TASK OBJECTIVE →
Repeat the listing in full, word for word.

Records from a collection
-- BEGIN --

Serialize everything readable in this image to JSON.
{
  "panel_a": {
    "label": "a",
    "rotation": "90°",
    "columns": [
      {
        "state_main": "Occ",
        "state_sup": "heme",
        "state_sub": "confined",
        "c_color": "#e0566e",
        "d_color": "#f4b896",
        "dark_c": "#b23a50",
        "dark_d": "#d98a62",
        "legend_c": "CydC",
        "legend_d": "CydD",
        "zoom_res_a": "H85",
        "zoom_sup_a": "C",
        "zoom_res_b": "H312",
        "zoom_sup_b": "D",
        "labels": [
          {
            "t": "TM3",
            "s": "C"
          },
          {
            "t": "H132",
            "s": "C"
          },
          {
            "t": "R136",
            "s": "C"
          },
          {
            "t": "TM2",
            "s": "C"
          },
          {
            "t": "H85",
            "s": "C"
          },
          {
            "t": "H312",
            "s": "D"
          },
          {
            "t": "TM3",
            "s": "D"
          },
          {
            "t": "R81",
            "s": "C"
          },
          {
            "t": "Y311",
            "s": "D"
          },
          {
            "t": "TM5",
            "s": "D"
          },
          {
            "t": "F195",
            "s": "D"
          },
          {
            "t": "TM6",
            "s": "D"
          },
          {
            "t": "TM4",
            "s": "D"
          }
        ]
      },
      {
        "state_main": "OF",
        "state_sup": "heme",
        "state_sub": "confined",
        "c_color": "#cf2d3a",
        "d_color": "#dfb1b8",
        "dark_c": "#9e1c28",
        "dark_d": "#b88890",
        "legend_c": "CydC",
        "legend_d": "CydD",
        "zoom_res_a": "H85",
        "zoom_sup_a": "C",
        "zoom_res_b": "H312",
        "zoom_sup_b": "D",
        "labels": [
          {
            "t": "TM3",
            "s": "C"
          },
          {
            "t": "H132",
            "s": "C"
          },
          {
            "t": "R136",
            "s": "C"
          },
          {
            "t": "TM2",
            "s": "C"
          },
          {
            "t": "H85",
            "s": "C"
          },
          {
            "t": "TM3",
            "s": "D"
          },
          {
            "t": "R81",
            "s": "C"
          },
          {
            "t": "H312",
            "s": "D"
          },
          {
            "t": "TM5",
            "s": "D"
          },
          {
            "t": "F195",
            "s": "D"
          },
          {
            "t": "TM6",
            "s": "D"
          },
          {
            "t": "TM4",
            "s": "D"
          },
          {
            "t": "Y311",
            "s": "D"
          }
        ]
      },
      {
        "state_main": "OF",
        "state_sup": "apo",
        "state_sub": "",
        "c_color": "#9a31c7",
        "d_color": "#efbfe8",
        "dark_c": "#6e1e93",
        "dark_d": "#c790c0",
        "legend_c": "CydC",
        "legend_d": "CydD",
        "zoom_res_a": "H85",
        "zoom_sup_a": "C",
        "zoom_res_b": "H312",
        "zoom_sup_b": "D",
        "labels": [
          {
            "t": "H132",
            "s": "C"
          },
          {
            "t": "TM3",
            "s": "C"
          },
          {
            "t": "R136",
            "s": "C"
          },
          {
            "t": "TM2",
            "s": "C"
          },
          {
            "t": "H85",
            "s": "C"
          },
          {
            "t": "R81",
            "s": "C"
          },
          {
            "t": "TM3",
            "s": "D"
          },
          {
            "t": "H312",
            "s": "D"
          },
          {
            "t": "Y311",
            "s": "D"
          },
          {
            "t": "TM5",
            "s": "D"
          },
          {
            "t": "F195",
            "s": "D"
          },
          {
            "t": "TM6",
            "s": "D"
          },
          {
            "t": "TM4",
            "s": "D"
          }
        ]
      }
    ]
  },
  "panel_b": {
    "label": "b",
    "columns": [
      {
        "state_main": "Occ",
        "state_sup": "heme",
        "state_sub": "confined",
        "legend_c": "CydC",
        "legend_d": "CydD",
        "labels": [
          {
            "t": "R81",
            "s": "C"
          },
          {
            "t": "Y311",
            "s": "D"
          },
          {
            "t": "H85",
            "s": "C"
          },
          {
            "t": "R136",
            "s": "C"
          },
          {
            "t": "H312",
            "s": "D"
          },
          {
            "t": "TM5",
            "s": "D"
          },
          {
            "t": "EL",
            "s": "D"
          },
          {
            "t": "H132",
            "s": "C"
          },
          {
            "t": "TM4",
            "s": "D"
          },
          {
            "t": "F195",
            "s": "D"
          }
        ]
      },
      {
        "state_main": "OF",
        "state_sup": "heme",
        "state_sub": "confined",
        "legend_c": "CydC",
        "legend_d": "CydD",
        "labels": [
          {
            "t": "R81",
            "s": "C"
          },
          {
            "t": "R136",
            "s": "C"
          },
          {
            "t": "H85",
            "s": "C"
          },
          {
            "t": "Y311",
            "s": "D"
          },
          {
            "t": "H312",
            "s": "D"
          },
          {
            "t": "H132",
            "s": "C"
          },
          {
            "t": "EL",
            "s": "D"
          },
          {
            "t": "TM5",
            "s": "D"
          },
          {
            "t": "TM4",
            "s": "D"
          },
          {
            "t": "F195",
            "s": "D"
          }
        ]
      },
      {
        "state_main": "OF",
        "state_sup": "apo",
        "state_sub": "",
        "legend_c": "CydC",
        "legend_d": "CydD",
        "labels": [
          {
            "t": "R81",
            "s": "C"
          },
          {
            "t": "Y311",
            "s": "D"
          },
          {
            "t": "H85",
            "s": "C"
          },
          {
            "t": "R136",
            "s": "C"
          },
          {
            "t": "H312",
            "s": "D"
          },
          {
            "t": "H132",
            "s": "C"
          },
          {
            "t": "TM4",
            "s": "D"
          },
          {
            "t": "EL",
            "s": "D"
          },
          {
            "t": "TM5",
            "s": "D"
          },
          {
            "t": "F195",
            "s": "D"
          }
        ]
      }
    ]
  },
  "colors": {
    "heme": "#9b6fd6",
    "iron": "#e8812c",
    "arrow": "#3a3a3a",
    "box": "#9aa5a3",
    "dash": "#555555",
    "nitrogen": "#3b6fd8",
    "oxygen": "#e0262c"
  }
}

-- END --

CORRECT RESULT →
Serialize everything readable in this image to JSON.
{
  "panel_a": {
    "label": "a",
    "rotation": "90°",
    "columns": [
      {
        "state_main": "Occ",
        "state_sup": "heme",
        "state_sub": "confined",
        "c_color": "#e0566e",
        "d_color": "#f4b896",
        "dark_c": "#b23a50",
        "dark_d": "#d98a62",
        "legend_c": "CydC",
        "legend_d": "CydD",
        "zoom_res_a": "H85",
        "zoom_sup_a": "C",
        "zoom_res_b": "H312",
        "zoom_sup_b": "D",
        "labels": [
          {
            "t": "TM3",
            "s": "C"
          },
          {
            "t": "H132",
            "s": "C"
          },
          {
            "t": "R136",
            "s": "C"
          },
          {
            "t": "TM2",
            "s": "C"
          },
          {
            "t": "H85",
            "s": "C"
          },
          {
            "t": "H312",
            "s": "D"
          },
          {
            "t": "TM3",
            "s": "D"
          },
          {
            "t": "R81",
            "s": "C"
          },
          {
            "t": "Y311",
            "s": "D"
          },
          {
            "t": "TM5",
            "s": "D"
          },
          {
            "t": "F195",
            "s": "D"
          },
          {
            "t": "TM6",
            "s": "D"
          },
          {
            "t": "TM4",
            "s": "D"
          }
        ]
      },
      {
        "state_main": "OF",
        "state_sup": "heme",
        "state_sub": "confined",
        "c_color": "#cf2d3a",
        "d_color": "#dfb1b8",
        "dark_c": "#9e1c28",
        "dark_d": "#b88890",
        "legend_c": "CydC",
        "legend_d": "CydD",
        "zoom_res_a": "H85",
        "zoom_sup_a": "C",
        "zoom_res_b": "H312",
        "zoom_sup_b": "D",
        "labels": [
          {
            "t": "TM3",
            "s": "C"
          },
          {
            "t": "H132",
            "s": "C"
          },
          {
            "t": "R136",
            "s": "C"
          },
          {
            "t": "TM2",
            "s": "C"
          },
          {
            "t": "H85",
            "s": "C"
          },
          {
            "t": "TM3",
            "s": "D"
          },
          {
            "t": "R81",
            "s": "C"
          },
          {
            "t": "H312",
            "s": "D"
          },
          {
            "t": "TM5",
            "s": "D"
          },
          {
            "t": "F195",
            "s": "D"
          },
          {
            "t": "TM6",
            "s": "D"
          },
          {
            "t": "TM4",
            "s": "D"
          },
          {
            "t": "Y311",
            "s": "D"
          }
        ]
      },
      {
        "state_main": "OF",
        "state_sup": "apo",
        "state_sub": "",
        "c_color": "#9a31c7",
        "d_color": "#efbfe8",
        "dark_c": "#6e1e93",
        "dark_d": "#c790c0",
        "legend_c": "CydC",
        "legend_d": "CydD",
        "zoom_res_a": "H85",
        "zoom_sup_a": "C",
        "zoom_res_b": "H312",
        "zoom_sup_b": "D",
        "labels": [
          {
            "t": "H132",
            "s": "C"
          },
          {
            "t": "TM3",
            "s": "C"
          },
          {
            "t": "R136",
            "s": "C"
          },
          {
            "t": "TM2",
            "s": "C"
          },
          {
            "t": "H85",
            "s": "C"
          },
          {
            "t": "R81",
            "s": "C"
          },
          {
            "t": "TM3",
            "s": "D"
          },
          {
            "t": "H312",
            "s": "D"
          },
          {
            "t": "Y311",
            "s": "D"
          },
          {
            "t": "TM5",
            "s": "D"
          },
          {
            "t": "F195",
            "s": "D"
          },
          {
            "t": "TM6",
            "s": "D"
          },
          {
            "t": "TM4",
            "s": "D"
          }
        ]
      }
    ]
  },
  "panel_b": {
    "label": "b",
    "columns": [
      {
        "state_main": "Occ",
        "state_sup": "heme",
        "state_sub": "confined",
        "legend_c": "CydC",
        "legend_d": "CydD",
        "labels": [
          {
            "t": "R81",
            "s": "C"
          },
          {
            "t": "Y311",
            "s": "D"
          },
          {
            "t": "H85",
            "s": "C"
          },
          {
            "t": "R136",
            "s": "C"
          },
          {
            "t": "H312",
            "s": "D"
          },
          {
            "t": "TM5",
            "s": "D"
          },
          {
            "t": "EL",
            "s": "D"
          },
          {
            "t": "H132",
            "s": "C"
          },
          {
            "t": "TM4",
            "s": "D"
          },
          {
            "t": "F195",
            "s": "D"
          }
        ]
      },
      {
        "state_main": "OF",
        "state_sup": "heme",
        "state_sub": "confined",
        "legend_c": "CydC",
        "legend_d": "CydD",
        "labels": [
          {
            "t": "R81",
            "s": "C"
          },
          {
            "t": "R136",
            "s": "C"
          },
          {
            "t": "H85",
            "s": "C"
          },
          {
            "t": "Y311",
            "s": "D"
          },
          {
            "t": "H312",
            "s": "D"
          },
          {
            "t": "H132",
            "s": "C"
          },
          {
            "t": "EL",
            "s": "D"
          },
          {
            "t": "TM5",
            "s": "D"
          },
          {
            "t": "TM4",
            "s": "D"
          },
          {
            "t": "F195",
            "s": "D"
          }
        ]
      },
      {
        "state_main": "OF",
        "state_sup": "apo",
        "state_sub": "",
        "legend_c": "CydC",
        "legend_d": "CydD",
        "labels": [
          {
            "t": "R81",
            "s": "C"
          },
          {
            "t": "Y311",
            "s": "D"
          },
          {
            "t": "H85",
            "s": "C"
          },
          {
            "t": "R136",
            "s": "C"
          },
          {
            "t": "H312",
            "s": "D"
          },
          {
            "t": "H132",
            "s": "C"
          },
          {
            "t": "TM4",
            "s": "D"
          },
          {
            "t": "EL",
            "s": "D"
          },
          {
            "t": "TM5",
            "s": "D"
          },
          {
            "t": "F195",
            "s": "D"
          }
        ]
      }
    ]
  },
  "colors": {
    "heme": "#9b6fd6",
    "iron": "#e8812c",
    "arrow": "#3a3a3a",
    "box": "#9aa5a3",
    "dash": "#555555",
    "nitrogen": "#3b6fd8",
    "oxygen": "#e0262c"
  }
}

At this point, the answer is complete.